# Excerpted passage start
By Joseph Mathieu
Photos by Mike Pinder and Luther Caverly

“On the surface, it’ll sound like I’m talking about Fogo Island,” began Zita Cobb, speaking at Carleton University’s spring Ottawa Leadership Luncheon, “and I am. But I’m also talking about us, about the idea of human community.”

On June 1, more than 160 alumni, donors, and members of the Carleton community gathered at the Fairmont Château Laurier for Cobb’s keynote address at the bi-annual luncheon.

“Maybe a small island is a good proxy for a small planet,” she said as she described efforts to turn her home – an island off Newfoundland – into a self-sustaining, healthy economy.

The multimillionaire high-tech executive turned arts patron and island innkeeper spearheaded a redevelopment of Fogo and the Change Islands, north of the province’s main island in the “iceberg alley” of the Atlantic Ocean. Her Fogo Island Inn, world-famous for its futuristic design that also pays homage to local heritage, leads the charge for remote locales to become tourism hotspots.

Cobb, who became a member of the Order of Canada last February, was presented with the Carleton alumni association’s highest honour of distinction, named after the university’s fourth president Arnold D. Dunton. President Roseann Runte briefly introduced Cobb as someone whose efforts exemplified the best of Carleton’s alumni.

Zita Cobb receives the A.D. Dunton Award from President Roseann Runte and Alumni Association President Louise Hayes

Zita Cobb receives the A.D. Dunton Award from President Roseann Runte and Alumni Association President Louise Hayes

Growing Up on Fogo Island

Growing up in Joe Batt’s Arm, a small Fogo Island community of 700, Cobb was one of seven kids in a house without running water or electricity. She was born nine years after Newfoundland became a Canadian province in 1949, and witnessed the industrialization of cod fishing affect her community’s livelihoods.

“You know it wasn’t the fish that let us down,” Zita said, quoting her father Lambert Cobb, who never adapted to the new fishing technology of the 1950s and ‘60s that allowed for bloated catches and led to dwindling fish populations, effectively ending the centuries-old local fishing industry when a cod moratorium was declared in 1992.

Cobb, who left the island in 1975 to study business at Carleton (BComm/80), had gone on to become CFO of JDS Fitel and then senior vice-president of strategy for fiber optics manufacturer JDS Uniphase. In 2001, Cobb retired at the age of 42 and began to rethink how she could help Fogo Island as she sailed around the world. In 2004, Cobb and her oldest and youngest brothers, Alan and Anthony, registered a charity of Canada called the Shorefast Foundation.
# Excerpted passage end
# Record extracts start
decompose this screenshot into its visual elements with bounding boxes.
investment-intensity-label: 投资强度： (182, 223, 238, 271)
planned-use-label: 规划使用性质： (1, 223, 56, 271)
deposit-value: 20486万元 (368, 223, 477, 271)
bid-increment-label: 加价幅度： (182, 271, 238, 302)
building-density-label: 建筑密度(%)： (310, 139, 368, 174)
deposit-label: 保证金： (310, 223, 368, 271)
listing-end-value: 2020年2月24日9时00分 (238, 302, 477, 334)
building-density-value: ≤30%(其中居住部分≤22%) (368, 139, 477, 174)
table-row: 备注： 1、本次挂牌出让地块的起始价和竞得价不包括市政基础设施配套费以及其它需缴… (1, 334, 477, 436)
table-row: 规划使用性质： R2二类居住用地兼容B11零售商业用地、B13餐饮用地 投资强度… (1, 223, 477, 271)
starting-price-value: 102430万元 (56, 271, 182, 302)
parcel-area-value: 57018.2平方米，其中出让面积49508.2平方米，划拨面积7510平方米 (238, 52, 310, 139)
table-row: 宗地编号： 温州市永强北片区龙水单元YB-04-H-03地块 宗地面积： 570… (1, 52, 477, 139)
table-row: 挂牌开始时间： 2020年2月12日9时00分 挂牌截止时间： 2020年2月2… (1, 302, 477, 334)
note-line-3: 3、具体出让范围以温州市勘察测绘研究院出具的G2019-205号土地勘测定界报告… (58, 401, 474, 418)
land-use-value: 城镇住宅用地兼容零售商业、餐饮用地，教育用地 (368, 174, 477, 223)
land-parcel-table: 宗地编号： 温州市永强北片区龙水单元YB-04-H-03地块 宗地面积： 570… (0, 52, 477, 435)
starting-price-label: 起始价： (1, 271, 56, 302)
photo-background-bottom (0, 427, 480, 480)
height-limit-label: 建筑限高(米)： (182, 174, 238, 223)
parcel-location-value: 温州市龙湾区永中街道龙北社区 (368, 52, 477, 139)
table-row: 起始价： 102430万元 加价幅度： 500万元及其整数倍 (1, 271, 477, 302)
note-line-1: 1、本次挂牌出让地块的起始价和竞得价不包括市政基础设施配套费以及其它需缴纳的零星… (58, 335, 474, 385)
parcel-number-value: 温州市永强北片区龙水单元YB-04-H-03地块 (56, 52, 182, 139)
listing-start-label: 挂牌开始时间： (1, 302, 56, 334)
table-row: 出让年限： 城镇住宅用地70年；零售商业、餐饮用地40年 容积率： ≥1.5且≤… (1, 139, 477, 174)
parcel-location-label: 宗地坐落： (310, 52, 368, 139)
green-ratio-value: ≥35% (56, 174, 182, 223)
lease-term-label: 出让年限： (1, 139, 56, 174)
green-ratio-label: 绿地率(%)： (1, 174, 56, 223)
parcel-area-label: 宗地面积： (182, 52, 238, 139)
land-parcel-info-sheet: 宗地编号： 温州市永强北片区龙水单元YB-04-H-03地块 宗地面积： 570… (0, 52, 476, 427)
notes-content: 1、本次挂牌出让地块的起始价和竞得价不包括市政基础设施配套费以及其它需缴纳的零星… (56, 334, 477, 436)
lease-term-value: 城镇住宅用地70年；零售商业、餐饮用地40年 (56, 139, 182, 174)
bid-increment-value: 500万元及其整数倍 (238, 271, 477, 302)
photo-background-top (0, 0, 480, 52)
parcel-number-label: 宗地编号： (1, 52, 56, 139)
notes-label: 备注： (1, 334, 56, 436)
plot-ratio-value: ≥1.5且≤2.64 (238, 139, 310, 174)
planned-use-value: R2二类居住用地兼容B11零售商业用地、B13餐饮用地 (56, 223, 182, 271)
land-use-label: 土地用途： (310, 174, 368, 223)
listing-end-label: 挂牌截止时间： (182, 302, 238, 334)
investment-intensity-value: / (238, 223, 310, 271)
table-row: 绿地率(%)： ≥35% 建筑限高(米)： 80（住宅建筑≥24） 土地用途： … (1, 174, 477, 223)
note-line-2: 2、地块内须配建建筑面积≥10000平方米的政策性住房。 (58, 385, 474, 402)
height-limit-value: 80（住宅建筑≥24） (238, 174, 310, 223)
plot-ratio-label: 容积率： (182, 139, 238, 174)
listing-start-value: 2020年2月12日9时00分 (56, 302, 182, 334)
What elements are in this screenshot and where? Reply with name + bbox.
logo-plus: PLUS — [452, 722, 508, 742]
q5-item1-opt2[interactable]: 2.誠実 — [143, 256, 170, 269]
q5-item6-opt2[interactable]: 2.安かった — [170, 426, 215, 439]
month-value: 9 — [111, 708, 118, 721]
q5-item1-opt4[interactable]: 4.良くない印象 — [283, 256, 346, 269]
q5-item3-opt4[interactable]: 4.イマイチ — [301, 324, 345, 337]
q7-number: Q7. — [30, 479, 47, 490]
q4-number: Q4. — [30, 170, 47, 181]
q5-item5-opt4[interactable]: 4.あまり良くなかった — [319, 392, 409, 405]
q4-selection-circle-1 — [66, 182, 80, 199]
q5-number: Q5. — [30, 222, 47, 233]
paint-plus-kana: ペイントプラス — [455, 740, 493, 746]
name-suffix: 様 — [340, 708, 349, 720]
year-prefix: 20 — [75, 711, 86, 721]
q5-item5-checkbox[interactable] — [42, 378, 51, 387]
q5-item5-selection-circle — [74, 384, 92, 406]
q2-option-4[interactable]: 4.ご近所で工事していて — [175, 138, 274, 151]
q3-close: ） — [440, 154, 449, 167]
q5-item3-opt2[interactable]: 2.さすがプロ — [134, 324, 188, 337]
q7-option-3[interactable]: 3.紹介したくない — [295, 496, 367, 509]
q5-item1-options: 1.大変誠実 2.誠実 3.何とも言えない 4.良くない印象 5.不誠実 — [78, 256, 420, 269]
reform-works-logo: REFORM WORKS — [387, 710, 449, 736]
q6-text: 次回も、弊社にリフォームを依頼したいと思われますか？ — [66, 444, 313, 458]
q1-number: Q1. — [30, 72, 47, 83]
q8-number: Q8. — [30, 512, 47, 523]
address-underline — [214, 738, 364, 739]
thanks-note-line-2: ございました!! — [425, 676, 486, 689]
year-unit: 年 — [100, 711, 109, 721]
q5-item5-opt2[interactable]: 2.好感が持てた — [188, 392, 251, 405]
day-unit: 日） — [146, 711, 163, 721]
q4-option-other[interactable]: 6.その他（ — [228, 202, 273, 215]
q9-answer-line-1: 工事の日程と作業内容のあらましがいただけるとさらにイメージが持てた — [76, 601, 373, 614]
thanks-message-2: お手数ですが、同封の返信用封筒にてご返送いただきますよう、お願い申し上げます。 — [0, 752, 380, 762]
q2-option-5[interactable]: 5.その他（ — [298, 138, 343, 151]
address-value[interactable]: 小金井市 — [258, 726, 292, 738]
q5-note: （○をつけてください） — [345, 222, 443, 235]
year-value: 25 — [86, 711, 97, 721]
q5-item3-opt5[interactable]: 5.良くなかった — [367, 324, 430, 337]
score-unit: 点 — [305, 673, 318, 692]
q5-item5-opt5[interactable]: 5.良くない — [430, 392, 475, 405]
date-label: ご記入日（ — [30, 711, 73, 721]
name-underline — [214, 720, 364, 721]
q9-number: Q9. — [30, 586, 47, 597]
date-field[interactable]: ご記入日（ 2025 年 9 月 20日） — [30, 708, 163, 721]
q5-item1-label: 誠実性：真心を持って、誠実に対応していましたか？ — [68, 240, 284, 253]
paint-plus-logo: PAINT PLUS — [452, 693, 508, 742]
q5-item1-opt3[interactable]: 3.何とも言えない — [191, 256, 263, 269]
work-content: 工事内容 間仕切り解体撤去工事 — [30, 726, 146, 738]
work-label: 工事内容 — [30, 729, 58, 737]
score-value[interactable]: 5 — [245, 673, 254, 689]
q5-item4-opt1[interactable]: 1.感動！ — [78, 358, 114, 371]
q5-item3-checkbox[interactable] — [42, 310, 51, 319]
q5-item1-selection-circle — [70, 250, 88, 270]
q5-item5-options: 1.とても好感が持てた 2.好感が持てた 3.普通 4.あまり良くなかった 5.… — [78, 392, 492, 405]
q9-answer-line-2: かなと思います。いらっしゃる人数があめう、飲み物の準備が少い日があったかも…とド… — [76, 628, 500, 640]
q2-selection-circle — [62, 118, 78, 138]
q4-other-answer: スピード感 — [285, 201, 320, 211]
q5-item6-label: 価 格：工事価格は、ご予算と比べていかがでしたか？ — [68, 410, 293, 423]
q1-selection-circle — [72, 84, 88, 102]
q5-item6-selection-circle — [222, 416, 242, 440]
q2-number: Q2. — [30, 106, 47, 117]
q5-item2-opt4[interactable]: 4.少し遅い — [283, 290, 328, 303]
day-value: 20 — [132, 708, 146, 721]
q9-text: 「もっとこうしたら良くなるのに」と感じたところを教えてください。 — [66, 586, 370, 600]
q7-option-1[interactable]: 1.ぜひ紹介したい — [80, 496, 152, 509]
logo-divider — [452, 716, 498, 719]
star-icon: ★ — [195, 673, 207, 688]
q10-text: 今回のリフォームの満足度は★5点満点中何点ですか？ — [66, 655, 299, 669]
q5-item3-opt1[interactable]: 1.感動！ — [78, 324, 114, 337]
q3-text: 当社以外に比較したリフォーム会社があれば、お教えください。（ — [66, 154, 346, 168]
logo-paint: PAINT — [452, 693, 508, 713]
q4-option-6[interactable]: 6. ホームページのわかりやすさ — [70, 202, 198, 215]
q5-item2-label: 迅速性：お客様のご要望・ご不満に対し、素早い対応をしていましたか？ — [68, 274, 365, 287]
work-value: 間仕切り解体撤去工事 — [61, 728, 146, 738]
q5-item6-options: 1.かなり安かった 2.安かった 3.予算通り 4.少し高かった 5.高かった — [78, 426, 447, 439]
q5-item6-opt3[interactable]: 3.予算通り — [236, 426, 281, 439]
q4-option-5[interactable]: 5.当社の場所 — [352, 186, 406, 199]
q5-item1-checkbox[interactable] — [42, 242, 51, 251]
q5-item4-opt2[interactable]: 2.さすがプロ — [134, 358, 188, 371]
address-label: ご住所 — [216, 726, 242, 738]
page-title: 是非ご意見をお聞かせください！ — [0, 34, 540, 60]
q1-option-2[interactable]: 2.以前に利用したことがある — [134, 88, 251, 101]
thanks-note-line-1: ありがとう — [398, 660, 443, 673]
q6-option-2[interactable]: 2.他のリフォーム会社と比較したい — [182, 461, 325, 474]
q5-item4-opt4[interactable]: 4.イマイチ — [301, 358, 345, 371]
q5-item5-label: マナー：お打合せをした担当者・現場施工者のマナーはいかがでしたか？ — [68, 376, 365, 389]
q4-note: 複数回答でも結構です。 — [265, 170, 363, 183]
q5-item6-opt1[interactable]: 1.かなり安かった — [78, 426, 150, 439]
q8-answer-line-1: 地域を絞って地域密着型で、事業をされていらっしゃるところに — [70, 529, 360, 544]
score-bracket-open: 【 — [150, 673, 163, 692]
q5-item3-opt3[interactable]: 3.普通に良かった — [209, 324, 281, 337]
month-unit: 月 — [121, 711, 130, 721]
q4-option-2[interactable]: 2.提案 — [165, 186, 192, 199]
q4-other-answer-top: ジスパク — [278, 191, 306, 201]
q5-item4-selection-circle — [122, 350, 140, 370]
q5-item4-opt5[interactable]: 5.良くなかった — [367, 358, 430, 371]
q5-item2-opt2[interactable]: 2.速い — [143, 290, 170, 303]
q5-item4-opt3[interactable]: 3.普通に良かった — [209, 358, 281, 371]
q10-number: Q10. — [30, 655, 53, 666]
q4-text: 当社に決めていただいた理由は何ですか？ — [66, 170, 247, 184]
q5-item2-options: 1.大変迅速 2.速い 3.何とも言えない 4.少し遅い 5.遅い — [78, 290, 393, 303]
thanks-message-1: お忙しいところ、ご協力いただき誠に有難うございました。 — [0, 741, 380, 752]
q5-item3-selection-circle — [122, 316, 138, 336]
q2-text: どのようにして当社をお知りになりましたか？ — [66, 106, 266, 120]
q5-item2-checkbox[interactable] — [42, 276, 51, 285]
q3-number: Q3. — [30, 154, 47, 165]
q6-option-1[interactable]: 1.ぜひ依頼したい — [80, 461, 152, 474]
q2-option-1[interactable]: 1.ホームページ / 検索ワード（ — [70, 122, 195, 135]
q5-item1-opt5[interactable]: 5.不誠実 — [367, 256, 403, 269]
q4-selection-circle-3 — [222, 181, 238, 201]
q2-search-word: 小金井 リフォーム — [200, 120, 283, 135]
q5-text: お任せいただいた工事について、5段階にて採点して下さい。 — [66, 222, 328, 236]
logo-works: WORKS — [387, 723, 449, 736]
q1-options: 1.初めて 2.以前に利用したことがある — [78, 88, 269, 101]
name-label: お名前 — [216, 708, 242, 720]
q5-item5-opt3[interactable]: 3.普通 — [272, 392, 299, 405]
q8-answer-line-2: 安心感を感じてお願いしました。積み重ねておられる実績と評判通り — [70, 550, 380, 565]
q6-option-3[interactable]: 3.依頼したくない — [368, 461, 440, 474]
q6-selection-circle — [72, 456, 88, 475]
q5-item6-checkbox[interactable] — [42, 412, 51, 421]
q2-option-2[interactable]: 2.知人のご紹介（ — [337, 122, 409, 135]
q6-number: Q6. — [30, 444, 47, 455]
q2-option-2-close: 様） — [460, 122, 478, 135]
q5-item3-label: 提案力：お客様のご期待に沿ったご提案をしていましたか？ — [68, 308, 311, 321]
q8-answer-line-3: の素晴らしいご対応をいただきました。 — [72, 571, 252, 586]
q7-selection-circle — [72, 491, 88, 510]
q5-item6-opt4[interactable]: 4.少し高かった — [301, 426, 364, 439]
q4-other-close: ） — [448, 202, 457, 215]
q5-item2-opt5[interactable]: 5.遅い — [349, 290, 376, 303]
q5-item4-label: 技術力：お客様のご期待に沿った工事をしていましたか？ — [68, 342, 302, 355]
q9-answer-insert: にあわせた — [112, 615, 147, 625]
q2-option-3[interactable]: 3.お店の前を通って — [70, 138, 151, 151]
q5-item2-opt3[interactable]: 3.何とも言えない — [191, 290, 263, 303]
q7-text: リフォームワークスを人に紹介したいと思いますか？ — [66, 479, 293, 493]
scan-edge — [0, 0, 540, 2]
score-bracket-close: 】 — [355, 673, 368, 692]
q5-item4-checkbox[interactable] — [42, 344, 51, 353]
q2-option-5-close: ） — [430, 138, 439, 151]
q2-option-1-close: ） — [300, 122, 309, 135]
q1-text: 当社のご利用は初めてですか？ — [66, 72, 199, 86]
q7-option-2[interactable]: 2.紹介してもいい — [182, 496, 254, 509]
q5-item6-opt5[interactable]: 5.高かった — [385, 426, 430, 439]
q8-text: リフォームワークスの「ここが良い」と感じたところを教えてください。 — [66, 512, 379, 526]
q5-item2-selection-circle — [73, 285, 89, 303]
# Record extracts end
(Task instructions)
#1 In the article about Zita Cobb, what foundation did she and two of her brothers register as a Canadian charity in 2004?
#2 Continue the article about Zita Cobb, picking up after its final sentence.

(Answer set)
#1 The Shorefast Foundation.

#2
“A shorefast is a tether that joins a traditional cod trap to the shore,” she said. “It’s not all that often you get to find a word that says exactly what you are doing.”

The metaphor fit like a glove, as it described the charity’s contribution to cultural and economic resiliency of its small island community, and the return of the cod. As it promotes the island’s furniture-making, hand-line cod fishing and other small producer industries, the foundation operates on the idea that economic models that work well for big places don’t necessarily work for small places.

“We should be creative and intelligent enough to realize we don’t need a one-size-fits-all answer.”

The multi-faceted foundation also set up the Shorefast Business Assistance Fund to offer micro-loans, advice and guidance to island businesses and startups. Sixteen businesses have benefitted from preferred rates and friendly repayment plans, including a bakery that expanded, a new B&B, and a local agricultural co-op.

Zita Cobb mingles before her talk on Fogo Island at the Leadership Luncheon

Zita Cobb mingles before her talk on Fogo Island at the Leadership Luncheon

Citizens as Economic Agents

“We believe that business belongs to every citizen and every citizen is an economic agent,” said Cobb. “Business is a part of life, but it needs to behave in every gesture as supportive to the whole.”

Shorefast operates a number of community-based initiatives that began with an arts residency in 2010, and now features a geologist-in-residency program that explores the island’s singular landscape and the New Ocean Ethic that redefines the ocean as a finite resource.  As the Ethic’s mandate reads:

“If we are to continue to benefit from the bounty of the sea, we have to rethink the way we use and manage it.”

The Inn’s locally-produced textiles, linen and furniture attracted enough interest from visitors to launch the Fogo Island Shop. It sells items with an “economic nutrition label” describing the labour, materials and packaging costs in percentages, and the surplus made with each sale. From each of the social businesses—the Shop, the Inn, and Fogo Island Fish – which sells hand-lined cod to high-end restaurants in Ontario—all profits are returned to the charity.

Every new building—from the six artist residency studios to the 300-foot-long Inn—draws inspiration from the wooden houses and fishing stages built in Newfoundland for centuries. The Inn’s dining room, with massive bay windows facing the sea, resembles the prow of a ship as it weathers the perilous North Atlantic. From there, Cobb is prepared to navigate her foundation as far as it needs to go.

Even after 13 years of work, she admitted: “I do feel like we’re just getting warmed up.”